** Aim **
In the listing below, locate the lines that hold the string "counterclockwise". Copy those lines.

** Data shown **
***

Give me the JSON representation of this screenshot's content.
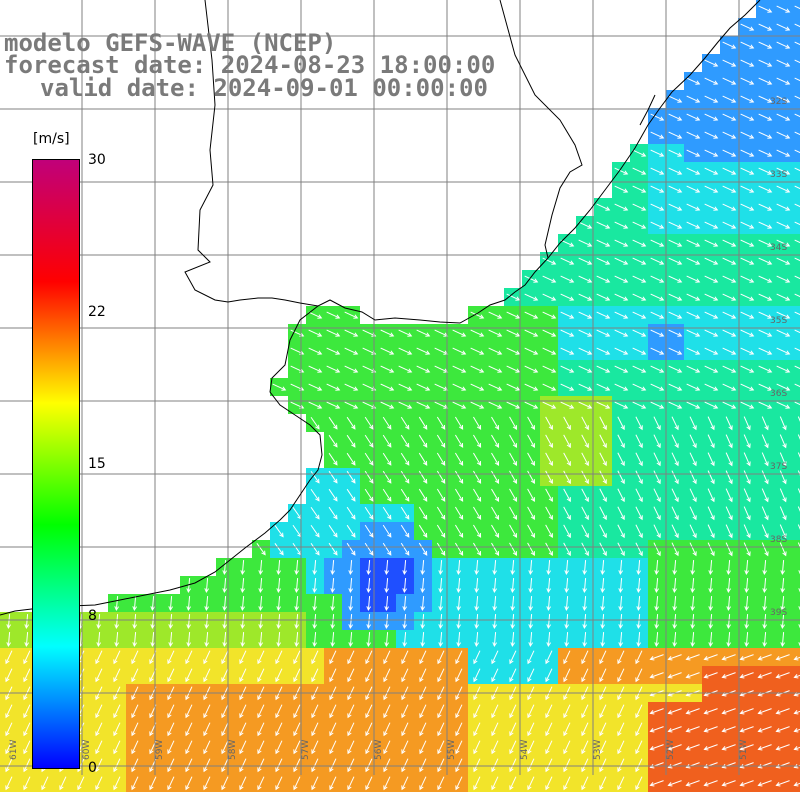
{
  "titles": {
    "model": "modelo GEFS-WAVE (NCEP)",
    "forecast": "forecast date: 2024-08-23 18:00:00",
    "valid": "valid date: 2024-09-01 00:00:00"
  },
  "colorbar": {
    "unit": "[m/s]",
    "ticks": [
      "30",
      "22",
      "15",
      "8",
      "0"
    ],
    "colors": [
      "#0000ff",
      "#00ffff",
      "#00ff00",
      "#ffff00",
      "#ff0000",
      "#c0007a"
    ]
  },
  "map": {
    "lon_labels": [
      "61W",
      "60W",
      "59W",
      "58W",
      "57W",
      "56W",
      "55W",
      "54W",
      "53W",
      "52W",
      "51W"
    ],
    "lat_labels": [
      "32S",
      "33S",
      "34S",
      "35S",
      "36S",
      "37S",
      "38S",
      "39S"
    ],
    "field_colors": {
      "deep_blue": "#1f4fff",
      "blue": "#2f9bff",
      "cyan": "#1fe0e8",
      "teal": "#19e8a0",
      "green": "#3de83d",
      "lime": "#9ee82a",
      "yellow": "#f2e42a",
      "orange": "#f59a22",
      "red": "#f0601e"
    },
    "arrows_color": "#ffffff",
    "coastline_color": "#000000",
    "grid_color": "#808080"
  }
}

***

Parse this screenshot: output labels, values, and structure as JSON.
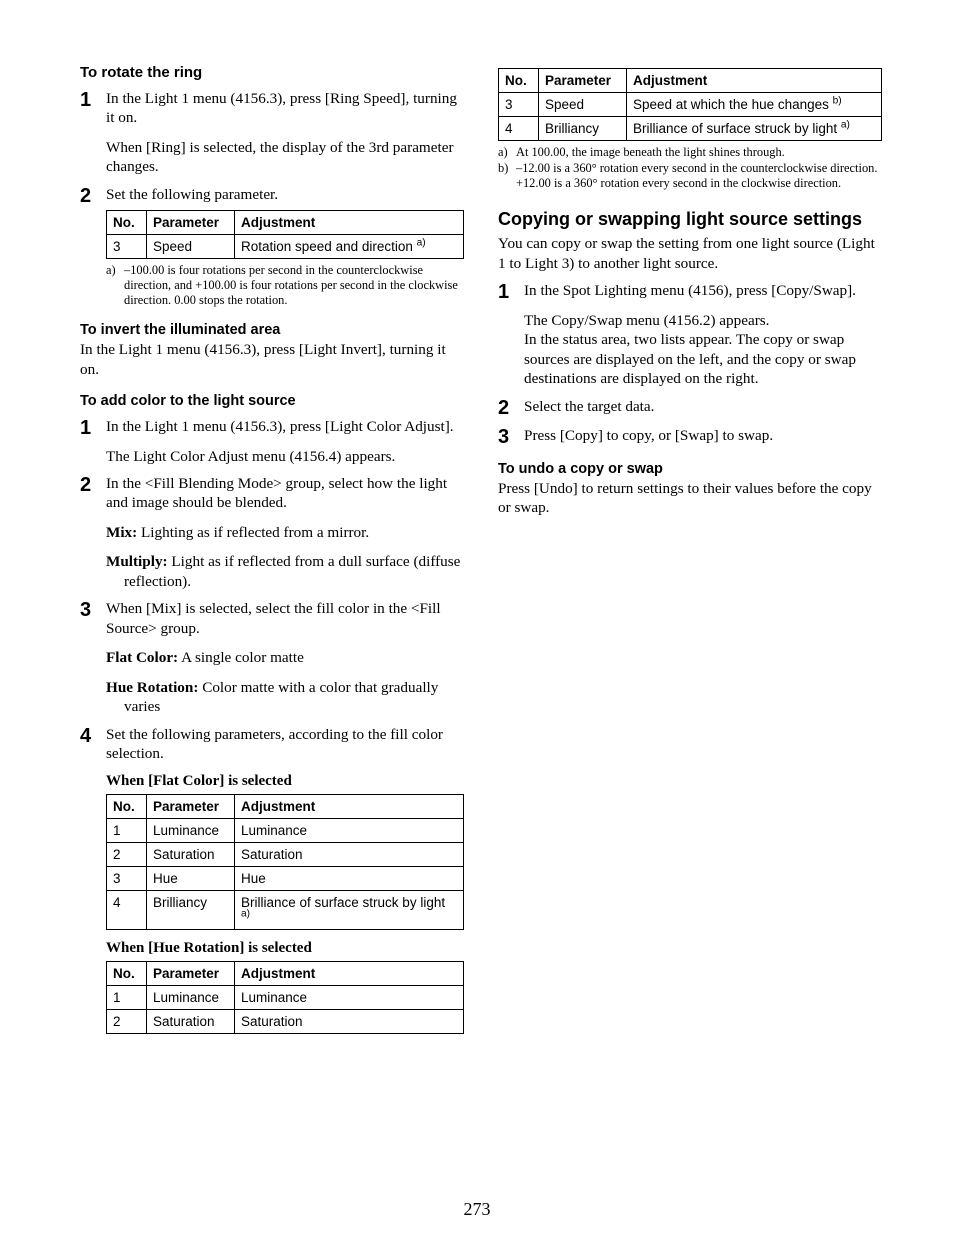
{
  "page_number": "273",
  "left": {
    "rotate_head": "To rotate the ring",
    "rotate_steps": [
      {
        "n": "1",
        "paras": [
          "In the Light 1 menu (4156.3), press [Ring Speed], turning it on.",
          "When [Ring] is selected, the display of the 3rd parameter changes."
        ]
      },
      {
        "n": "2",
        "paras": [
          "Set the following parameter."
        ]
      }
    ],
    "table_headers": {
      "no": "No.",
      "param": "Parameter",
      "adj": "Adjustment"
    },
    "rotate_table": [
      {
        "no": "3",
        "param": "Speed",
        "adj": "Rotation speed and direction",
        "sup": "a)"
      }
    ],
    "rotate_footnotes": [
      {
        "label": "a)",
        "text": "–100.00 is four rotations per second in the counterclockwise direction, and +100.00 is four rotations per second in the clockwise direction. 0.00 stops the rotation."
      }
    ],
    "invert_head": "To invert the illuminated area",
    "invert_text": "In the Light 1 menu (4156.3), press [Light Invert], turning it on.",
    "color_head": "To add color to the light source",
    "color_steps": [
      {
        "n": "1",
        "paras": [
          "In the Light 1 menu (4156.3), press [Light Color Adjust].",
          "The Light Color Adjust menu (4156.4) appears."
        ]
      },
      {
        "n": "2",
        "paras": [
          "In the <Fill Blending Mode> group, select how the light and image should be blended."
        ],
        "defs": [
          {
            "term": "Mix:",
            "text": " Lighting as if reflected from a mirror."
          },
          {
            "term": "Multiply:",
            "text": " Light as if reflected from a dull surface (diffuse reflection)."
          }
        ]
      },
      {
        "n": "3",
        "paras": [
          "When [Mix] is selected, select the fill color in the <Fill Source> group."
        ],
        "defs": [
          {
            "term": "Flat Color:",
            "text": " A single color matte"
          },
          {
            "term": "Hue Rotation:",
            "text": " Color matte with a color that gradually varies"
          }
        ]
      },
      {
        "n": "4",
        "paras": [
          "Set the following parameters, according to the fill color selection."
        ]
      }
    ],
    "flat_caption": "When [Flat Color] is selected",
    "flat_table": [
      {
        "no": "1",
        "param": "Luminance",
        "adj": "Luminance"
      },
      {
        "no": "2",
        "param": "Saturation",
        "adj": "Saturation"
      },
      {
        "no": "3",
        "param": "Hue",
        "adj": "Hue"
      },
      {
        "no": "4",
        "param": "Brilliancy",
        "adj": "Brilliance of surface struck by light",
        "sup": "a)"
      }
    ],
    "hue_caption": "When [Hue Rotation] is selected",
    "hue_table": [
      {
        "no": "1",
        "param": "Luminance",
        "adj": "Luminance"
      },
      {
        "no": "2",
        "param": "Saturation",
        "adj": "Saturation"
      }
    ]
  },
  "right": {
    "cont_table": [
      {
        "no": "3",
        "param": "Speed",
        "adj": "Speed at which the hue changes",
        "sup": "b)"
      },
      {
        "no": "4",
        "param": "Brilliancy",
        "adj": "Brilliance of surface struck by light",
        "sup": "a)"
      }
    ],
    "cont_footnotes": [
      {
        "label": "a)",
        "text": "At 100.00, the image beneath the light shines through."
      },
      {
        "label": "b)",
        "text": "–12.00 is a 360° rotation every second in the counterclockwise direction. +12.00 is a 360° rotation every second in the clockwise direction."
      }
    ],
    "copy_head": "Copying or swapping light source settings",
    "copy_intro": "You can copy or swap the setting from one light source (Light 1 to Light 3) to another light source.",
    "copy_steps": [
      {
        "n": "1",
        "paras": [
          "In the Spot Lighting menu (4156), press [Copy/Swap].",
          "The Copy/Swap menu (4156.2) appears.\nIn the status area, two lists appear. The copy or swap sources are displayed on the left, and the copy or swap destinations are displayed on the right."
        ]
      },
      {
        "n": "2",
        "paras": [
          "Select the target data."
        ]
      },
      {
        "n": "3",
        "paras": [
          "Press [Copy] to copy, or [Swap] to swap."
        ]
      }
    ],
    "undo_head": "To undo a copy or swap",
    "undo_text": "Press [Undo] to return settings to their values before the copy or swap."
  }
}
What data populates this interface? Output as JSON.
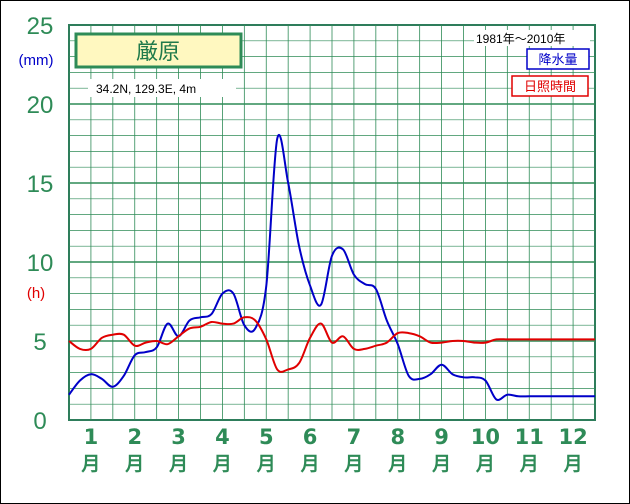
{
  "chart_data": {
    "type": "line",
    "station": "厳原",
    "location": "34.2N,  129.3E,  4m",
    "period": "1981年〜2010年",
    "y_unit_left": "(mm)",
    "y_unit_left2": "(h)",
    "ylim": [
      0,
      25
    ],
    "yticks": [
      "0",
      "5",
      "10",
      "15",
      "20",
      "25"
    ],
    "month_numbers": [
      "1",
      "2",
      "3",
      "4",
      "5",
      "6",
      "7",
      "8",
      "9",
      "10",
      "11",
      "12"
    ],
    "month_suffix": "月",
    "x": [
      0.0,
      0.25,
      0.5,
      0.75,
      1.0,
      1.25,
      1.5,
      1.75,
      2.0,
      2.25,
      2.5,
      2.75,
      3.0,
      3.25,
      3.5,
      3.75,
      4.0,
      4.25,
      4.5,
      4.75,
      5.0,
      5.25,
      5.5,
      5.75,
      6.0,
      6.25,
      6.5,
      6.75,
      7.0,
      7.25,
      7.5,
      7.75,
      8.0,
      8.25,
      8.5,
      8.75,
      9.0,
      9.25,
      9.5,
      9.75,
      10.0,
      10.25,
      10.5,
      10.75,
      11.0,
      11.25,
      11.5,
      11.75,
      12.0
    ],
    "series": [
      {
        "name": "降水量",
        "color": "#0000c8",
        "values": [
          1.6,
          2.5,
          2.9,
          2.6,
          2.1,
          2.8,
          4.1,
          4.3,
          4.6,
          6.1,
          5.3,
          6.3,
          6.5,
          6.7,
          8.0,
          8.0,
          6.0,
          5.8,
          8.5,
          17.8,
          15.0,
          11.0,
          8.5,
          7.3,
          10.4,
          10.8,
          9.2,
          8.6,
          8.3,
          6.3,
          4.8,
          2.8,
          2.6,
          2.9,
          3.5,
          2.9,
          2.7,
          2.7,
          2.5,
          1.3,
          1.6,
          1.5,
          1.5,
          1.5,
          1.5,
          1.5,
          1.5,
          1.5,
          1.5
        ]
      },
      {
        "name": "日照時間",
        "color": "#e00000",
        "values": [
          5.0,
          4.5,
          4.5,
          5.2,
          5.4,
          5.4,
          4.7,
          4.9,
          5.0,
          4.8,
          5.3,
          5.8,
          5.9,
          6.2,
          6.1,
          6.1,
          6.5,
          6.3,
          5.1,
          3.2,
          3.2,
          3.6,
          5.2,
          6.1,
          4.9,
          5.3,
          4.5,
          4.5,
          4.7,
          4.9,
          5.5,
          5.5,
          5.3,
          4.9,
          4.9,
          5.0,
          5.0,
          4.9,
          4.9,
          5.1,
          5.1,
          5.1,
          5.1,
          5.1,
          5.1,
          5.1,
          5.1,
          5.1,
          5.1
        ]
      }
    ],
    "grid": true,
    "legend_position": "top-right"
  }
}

***

** Correct response **
        "text": "–100.00 is four rotations per second in the counterclockwise direction, and +100.00 is four rotations per second in the clockwise direction. 0.00 stops the rotation."
        "text": "–12.00 is a 360° rotation every second in the counterclockwise direction. +12.00 is a 360° rotation every second in the clockwise direction."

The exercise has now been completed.